- Set task -
Copy each record exactly as it reads, leaving out any pictures it holds.

Data records
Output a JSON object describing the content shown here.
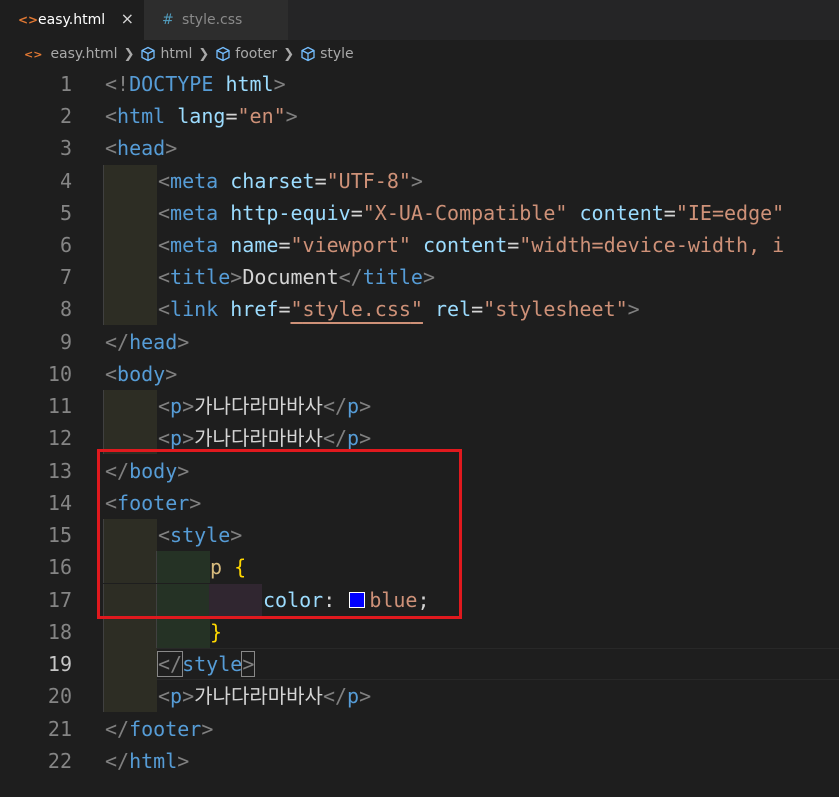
{
  "tabs": [
    {
      "label": "easy.html",
      "icon": "<>",
      "active": true,
      "close": "×"
    },
    {
      "label": "style.css",
      "icon": "#",
      "active": false
    }
  ],
  "breadcrumb": [
    "easy.html",
    "html",
    "footer",
    "style"
  ],
  "line_numbers": [
    "1",
    "2",
    "3",
    "4",
    "5",
    "6",
    "7",
    "8",
    "9",
    "10",
    "11",
    "12",
    "13",
    "14",
    "15",
    "16",
    "17",
    "18",
    "19",
    "20",
    "21",
    "22"
  ],
  "current_line": "19",
  "colors": {
    "swatch": "#0000ff",
    "highlight_box": "#e0191e"
  },
  "code": {
    "l1": {
      "open": "<!",
      "kw": "DOCTYPE",
      "name": "html",
      "close": ">"
    },
    "l2": {
      "open": "<",
      "tag": "html",
      "attr": "lang",
      "eq": "=",
      "val": "\"en\"",
      "close": ">"
    },
    "l3": {
      "open": "<",
      "tag": "head",
      "close": ">"
    },
    "l4": {
      "open": "<",
      "tag": "meta",
      "attr": "charset",
      "eq": "=",
      "val": "\"UTF-8\"",
      "close": ">"
    },
    "l5": {
      "open": "<",
      "tag": "meta",
      "attr1": "http-equiv",
      "eq1": "=",
      "val1": "\"X-UA-Compatible\"",
      "attr2": "content",
      "eq2": "=",
      "val2": "\"IE=edge\""
    },
    "l6": {
      "open": "<",
      "tag": "meta",
      "attr1": "name",
      "eq1": "=",
      "val1": "\"viewport\"",
      "attr2": "content",
      "eq2": "=",
      "val2": "\"width=device-width, i"
    },
    "l7": {
      "open": "<",
      "tag": "title",
      "close": ">",
      "text": "Document",
      "open2": "</",
      "tag2": "title",
      "close2": ">"
    },
    "l8": {
      "open": "<",
      "tag": "link",
      "attr1": "href",
      "eq1": "=",
      "q1": "\"",
      "val1": "style.css",
      "q2": "\"",
      "attr2": "rel",
      "eq2": "=",
      "val2": "\"stylesheet\"",
      "close": ">"
    },
    "l9": {
      "open": "</",
      "tag": "head",
      "close": ">"
    },
    "l10": {
      "open": "<",
      "tag": "body",
      "close": ">"
    },
    "l11": {
      "open": "<",
      "tag": "p",
      "close": ">",
      "text": "가나다라마바사",
      "open2": "</",
      "tag2": "p",
      "close2": ">"
    },
    "l12": {
      "open": "<",
      "tag": "p",
      "close": ">",
      "text": "가나다라마바사",
      "open2": "</",
      "tag2": "p",
      "close2": ">"
    },
    "l13": {
      "open": "</",
      "tag": "body",
      "close": ">"
    },
    "l14": {
      "open": "<",
      "tag": "footer",
      "close": ">"
    },
    "l15": {
      "open": "<",
      "tag": "style",
      "close": ">"
    },
    "l16": {
      "selector": "p",
      "brace": "{"
    },
    "l17": {
      "prop": "color",
      "colon": ":",
      "value": "blue",
      "semi": ";"
    },
    "l18": {
      "brace": "}"
    },
    "l19": {
      "open": "</",
      "tag": "style",
      "close": ">"
    },
    "l20": {
      "open": "<",
      "tag": "p",
      "close": ">",
      "text": "가나다라마바사",
      "open2": "</",
      "tag2": "p",
      "close2": ">"
    },
    "l21": {
      "open": "</",
      "tag": "footer",
      "close": ">"
    },
    "l22": {
      "open": "</",
      "tag": "html",
      "close": ">"
    }
  }
}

- Response to this task -
Output a JSON object describing the content shown here.
{
  "tabs": [
    {
      "label": "easy.html",
      "icon": "<>",
      "active": true,
      "close": "×"
    },
    {
      "label": "style.css",
      "icon": "#",
      "active": false
    }
  ],
  "breadcrumb": [
    "easy.html",
    "html",
    "footer",
    "style"
  ],
  "line_numbers": [
    "1",
    "2",
    "3",
    "4",
    "5",
    "6",
    "7",
    "8",
    "9",
    "10",
    "11",
    "12",
    "13",
    "14",
    "15",
    "16",
    "17",
    "18",
    "19",
    "20",
    "21",
    "22"
  ],
  "current_line": "19",
  "colors": {
    "swatch": "#0000ff",
    "highlight_box": "#e0191e"
  },
  "code": {
    "l1": {
      "open": "<!",
      "kw": "DOCTYPE",
      "name": "html",
      "close": ">"
    },
    "l2": {
      "open": "<",
      "tag": "html",
      "attr": "lang",
      "eq": "=",
      "val": "\"en\"",
      "close": ">"
    },
    "l3": {
      "open": "<",
      "tag": "head",
      "close": ">"
    },
    "l4": {
      "open": "<",
      "tag": "meta",
      "attr": "charset",
      "eq": "=",
      "val": "\"UTF-8\"",
      "close": ">"
    },
    "l5": {
      "open": "<",
      "tag": "meta",
      "attr1": "http-equiv",
      "eq1": "=",
      "val1": "\"X-UA-Compatible\"",
      "attr2": "content",
      "eq2": "=",
      "val2": "\"IE=edge\""
    },
    "l6": {
      "open": "<",
      "tag": "meta",
      "attr1": "name",
      "eq1": "=",
      "val1": "\"viewport\"",
      "attr2": "content",
      "eq2": "=",
      "val2": "\"width=device-width, i"
    },
    "l7": {
      "open": "<",
      "tag": "title",
      "close": ">",
      "text": "Document",
      "open2": "</",
      "tag2": "title",
      "close2": ">"
    },
    "l8": {
      "open": "<",
      "tag": "link",
      "attr1": "href",
      "eq1": "=",
      "q1": "\"",
      "val1": "style.css",
      "q2": "\"",
      "attr2": "rel",
      "eq2": "=",
      "val2": "\"stylesheet\"",
      "close": ">"
    },
    "l9": {
      "open": "</",
      "tag": "head",
      "close": ">"
    },
    "l10": {
      "open": "<",
      "tag": "body",
      "close": ">"
    },
    "l11": {
      "open": "<",
      "tag": "p",
      "close": ">",
      "text": "가나다라마바사",
      "open2": "</",
      "tag2": "p",
      "close2": ">"
    },
    "l12": {
      "open": "<",
      "tag": "p",
      "close": ">",
      "text": "가나다라마바사",
      "open2": "</",
      "tag2": "p",
      "close2": ">"
    },
    "l13": {
      "open": "</",
      "tag": "body",
      "close": ">"
    },
    "l14": {
      "open": "<",
      "tag": "footer",
      "close": ">"
    },
    "l15": {
      "open": "<",
      "tag": "style",
      "close": ">"
    },
    "l16": {
      "selector": "p",
      "brace": "{"
    },
    "l17": {
      "prop": "color",
      "colon": ":",
      "value": "blue",
      "semi": ";"
    },
    "l18": {
      "brace": "}"
    },
    "l19": {
      "open": "</",
      "tag": "style",
      "close": ">"
    },
    "l20": {
      "open": "<",
      "tag": "p",
      "close": ">",
      "text": "가나다라마바사",
      "open2": "</",
      "tag2": "p",
      "close2": ">"
    },
    "l21": {
      "open": "</",
      "tag": "footer",
      "close": ">"
    },
    "l22": {
      "open": "</",
      "tag": "html",
      "close": ">"
    }
  }
}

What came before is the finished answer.